Extracted records:
* Start *

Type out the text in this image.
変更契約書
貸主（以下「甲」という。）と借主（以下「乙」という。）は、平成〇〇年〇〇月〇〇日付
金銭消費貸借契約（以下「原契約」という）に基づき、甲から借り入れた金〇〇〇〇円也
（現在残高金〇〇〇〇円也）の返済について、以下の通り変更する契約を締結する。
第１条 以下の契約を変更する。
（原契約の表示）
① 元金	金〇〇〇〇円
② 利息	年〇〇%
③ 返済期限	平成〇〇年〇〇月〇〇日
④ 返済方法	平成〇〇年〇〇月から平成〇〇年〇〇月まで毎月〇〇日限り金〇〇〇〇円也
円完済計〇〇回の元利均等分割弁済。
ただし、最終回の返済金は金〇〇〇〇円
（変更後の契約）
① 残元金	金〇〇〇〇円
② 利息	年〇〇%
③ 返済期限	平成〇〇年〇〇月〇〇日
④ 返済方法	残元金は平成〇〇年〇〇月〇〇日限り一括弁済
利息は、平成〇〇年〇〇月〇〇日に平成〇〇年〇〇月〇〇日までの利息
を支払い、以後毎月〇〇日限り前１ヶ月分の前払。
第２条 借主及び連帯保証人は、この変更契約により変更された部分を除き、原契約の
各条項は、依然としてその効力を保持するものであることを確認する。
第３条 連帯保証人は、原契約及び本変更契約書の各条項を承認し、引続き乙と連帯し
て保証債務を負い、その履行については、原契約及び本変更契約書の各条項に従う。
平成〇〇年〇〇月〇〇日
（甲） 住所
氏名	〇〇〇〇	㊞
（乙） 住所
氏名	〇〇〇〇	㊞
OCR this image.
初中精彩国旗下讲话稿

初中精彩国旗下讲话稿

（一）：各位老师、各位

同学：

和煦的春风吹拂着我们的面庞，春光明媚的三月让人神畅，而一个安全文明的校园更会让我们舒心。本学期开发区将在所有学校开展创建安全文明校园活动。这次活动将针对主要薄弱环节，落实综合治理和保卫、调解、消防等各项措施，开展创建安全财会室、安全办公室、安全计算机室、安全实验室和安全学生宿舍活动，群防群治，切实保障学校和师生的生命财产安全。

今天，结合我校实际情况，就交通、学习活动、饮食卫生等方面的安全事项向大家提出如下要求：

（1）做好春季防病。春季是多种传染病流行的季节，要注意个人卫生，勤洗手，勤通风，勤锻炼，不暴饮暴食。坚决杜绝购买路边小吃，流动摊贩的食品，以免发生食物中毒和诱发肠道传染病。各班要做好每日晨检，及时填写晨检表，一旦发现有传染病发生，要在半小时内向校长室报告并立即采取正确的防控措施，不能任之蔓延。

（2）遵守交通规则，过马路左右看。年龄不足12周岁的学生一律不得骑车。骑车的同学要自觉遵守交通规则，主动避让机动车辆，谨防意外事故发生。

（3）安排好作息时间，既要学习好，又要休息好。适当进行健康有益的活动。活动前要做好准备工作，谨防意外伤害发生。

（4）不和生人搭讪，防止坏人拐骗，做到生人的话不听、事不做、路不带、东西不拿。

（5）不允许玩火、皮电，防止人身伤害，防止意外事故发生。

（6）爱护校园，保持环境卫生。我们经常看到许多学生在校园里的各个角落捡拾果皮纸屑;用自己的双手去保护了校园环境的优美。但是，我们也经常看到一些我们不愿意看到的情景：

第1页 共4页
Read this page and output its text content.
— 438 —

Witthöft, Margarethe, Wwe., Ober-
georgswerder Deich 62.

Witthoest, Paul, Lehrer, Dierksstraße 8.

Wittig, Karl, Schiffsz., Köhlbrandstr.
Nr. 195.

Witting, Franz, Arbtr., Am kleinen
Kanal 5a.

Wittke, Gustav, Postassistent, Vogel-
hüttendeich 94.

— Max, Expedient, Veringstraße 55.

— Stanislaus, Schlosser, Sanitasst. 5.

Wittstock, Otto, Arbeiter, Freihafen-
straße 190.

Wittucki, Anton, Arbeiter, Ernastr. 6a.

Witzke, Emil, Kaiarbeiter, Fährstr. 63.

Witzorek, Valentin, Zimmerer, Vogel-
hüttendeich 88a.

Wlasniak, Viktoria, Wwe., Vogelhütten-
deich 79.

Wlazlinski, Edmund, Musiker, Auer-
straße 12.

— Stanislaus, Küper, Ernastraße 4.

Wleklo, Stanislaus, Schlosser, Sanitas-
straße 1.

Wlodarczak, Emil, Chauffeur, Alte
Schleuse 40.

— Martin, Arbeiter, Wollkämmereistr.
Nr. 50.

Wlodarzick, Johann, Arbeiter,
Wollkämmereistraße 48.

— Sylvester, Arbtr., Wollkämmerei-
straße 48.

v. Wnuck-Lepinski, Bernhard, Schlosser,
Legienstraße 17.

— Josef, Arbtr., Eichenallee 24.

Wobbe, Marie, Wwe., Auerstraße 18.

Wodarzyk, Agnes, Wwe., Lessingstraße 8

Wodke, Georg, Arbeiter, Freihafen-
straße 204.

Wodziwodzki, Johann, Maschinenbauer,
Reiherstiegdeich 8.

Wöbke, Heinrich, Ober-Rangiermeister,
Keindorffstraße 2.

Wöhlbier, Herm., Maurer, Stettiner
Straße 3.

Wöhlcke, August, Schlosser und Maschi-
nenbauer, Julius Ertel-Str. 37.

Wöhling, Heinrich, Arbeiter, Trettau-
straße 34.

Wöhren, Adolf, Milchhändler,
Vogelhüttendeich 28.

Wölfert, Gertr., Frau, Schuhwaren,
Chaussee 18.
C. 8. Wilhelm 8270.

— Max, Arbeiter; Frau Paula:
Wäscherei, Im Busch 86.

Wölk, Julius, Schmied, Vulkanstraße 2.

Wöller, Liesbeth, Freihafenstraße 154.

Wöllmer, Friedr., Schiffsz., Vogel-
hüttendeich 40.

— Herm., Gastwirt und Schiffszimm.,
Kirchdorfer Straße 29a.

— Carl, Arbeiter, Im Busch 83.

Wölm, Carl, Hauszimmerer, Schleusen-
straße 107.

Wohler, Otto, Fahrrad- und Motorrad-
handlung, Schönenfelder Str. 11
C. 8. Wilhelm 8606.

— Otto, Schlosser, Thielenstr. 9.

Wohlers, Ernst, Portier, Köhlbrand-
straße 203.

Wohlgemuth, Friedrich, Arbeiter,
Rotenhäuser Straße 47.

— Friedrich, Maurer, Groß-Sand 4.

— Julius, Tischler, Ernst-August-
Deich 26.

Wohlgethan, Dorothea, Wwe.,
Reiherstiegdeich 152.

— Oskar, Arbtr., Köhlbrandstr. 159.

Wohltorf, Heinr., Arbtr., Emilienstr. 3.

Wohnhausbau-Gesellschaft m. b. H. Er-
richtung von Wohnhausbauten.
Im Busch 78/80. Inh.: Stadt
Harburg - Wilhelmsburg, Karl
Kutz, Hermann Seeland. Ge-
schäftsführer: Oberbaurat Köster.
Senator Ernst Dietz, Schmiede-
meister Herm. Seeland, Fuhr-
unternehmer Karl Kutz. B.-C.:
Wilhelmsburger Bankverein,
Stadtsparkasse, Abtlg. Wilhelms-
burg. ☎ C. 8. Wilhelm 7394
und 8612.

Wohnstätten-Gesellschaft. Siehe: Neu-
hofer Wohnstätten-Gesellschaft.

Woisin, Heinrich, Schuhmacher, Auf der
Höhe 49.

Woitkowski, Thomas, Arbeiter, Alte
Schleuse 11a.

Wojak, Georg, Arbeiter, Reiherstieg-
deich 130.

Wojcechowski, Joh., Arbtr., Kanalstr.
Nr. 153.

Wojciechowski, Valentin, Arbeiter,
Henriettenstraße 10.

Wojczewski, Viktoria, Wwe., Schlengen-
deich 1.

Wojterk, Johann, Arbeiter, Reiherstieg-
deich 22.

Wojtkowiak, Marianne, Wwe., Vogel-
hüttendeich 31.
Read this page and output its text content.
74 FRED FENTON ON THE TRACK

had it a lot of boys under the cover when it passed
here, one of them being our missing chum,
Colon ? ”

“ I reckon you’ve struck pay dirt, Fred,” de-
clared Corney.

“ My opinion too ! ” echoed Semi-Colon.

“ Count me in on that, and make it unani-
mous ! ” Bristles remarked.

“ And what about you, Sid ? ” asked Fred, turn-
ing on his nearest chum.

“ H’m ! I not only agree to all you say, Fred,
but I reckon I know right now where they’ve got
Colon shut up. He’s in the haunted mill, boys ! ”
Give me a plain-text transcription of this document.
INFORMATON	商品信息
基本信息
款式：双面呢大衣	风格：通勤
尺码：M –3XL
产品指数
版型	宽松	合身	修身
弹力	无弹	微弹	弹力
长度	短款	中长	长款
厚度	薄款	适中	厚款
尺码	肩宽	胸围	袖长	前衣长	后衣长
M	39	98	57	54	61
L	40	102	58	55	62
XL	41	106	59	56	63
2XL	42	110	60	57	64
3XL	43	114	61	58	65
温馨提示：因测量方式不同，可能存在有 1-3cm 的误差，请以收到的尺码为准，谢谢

* End *

Aim: Look above for the line that holds "Give me a plain-text", then copy it and each line after it exactly, through the last line of the data.

Written solution:
Give me a plain-text transcription of this document.
INFORMATON	商品信息
基本信息
款式：双面呢大衣	风格：通勤
尺码：M –3XL
产品指数
版型	宽松	合身	修身
弹力	无弹	微弹	弹力
长度	短款	中长	长款
厚度	薄款	适中	厚款
尺码	肩宽	胸围	袖长	前衣长	后衣长
M	39	98	57	54	61
L	40	102	58	55	62
XL	41	106	59	56	63
2XL	42	110	60	57	64
3XL	43	114	61	58	65
温馨提示：因测量方式不同，可能存在有 1-3cm 的误差，请以收到的尺码为准，谢谢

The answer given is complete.